Data records
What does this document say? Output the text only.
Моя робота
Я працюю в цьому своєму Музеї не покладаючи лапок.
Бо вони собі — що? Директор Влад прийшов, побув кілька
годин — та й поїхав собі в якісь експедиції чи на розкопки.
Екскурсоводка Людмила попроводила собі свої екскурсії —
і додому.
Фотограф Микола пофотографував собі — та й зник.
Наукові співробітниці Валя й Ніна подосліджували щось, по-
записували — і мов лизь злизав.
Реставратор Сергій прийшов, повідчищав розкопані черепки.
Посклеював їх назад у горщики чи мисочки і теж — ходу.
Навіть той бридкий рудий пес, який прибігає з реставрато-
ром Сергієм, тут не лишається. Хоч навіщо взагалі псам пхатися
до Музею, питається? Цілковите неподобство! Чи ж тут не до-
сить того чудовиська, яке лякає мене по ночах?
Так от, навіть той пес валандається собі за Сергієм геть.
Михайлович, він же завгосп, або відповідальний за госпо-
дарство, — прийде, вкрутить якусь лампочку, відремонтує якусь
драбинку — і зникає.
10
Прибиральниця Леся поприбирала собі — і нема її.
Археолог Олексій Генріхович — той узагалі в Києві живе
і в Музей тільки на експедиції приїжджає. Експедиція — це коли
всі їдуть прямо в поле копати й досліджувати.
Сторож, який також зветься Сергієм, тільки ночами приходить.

◆ Required task:
Report how many lines of the entries hold the string "Сергієм". Provide the number alone.

◆ Response to this task:
3